▶ [Exercise aim]:
Show every line that has the string "calle" in it.

▶ [Input material]:
------------------------------------------------------------

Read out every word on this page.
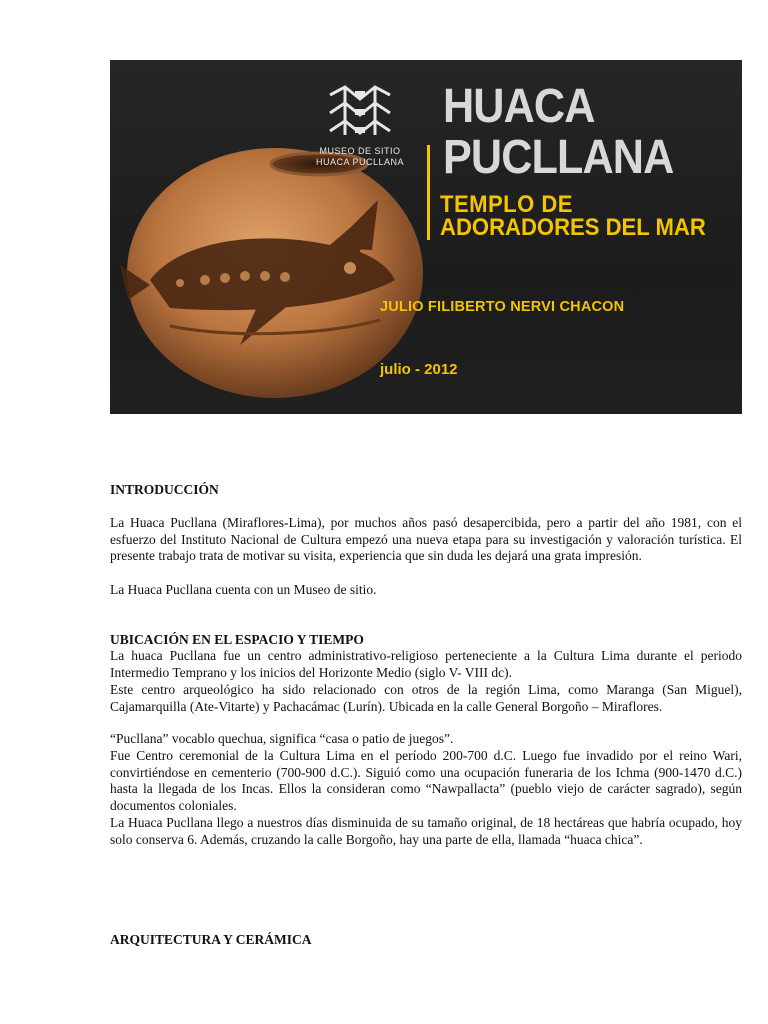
MUSEO DE SITIO
HUACA PUCLLANA
HUACA
PUCLLANA
TEMPLO DE
ADORADORES DEL MAR
JULIO FILIBERTO NERVI CHACON
julio - 2012
INTRODUCCIÓN

La Huaca Pucllana (Miraflores-Lima), por muchos años pasó desapercibida, pero a partir del año 1981, con el esfuerzo del Instituto Nacional de Cultura empezó una nueva etapa para su investigación y valoración turística. El presente trabajo trata de motivar su visita, experiencia que sin duda les dejará una grata impresión.

La Huaca Pucllana cuenta con un Museo de sitio.

UBICACIÓN EN EL ESPACIO Y TIEMPO

La huaca Pucllana fue un centro administrativo-religioso perteneciente a la Cultura Lima durante el periodo Intermedio Temprano y los inicios del Horizonte Medio (siglo V- VIII dc).

Este centro arqueológico ha sido relacionado con otros de la región Lima, como Maranga (San Miguel), Cajamarquilla (Ate-Vitarte) y Pachacámac (Lurín). Ubicada en la calle General Borgoño – Miraflores.

“Pucllana” vocablo quechua, significa “casa o patio de juegos”.

Fue Centro ceremonial de la Cultura Lima en el período 200-700 d.C. Luego fue invadido por el reino Wari, convirtiéndose en cementerio (700-900 d.C.). Siguió como una ocupación funeraria de los Ichma (900-1470 d.C.) hasta la llegada de los Incas. Ellos la consideran como “Nawpallacta” (pueblo viejo de carácter sagrado), según documentos coloniales.

La Huaca Pucllana llego a nuestros días disminuida de su tamaño original, de 18 hectáreas que habría ocupado, hoy solo conserva 6. Además, cruzando la calle Borgoño, hay una parte de ella, llamada “huaca chica”.

ARQUITECTURA Y CERÁMICA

------------------------------------------------------------

▶ [Exercise solution]:
Este centro arqueológico ha sido relacionado con otros de la región Lima, como Maranga (San Miguel), Cajamarquilla (Ate-Vitarte) y Pachacámac (Lurín). Ubicada en la calle General Borgoño – Miraflores.
La Huaca Pucllana llego a nuestros días disminuida de su tamaño original, de 18 hectáreas que habría ocupado, hoy solo conserva 6. Además, cruzando la calle Borgoño, hay una parte de ella, llamada “huaca chica”.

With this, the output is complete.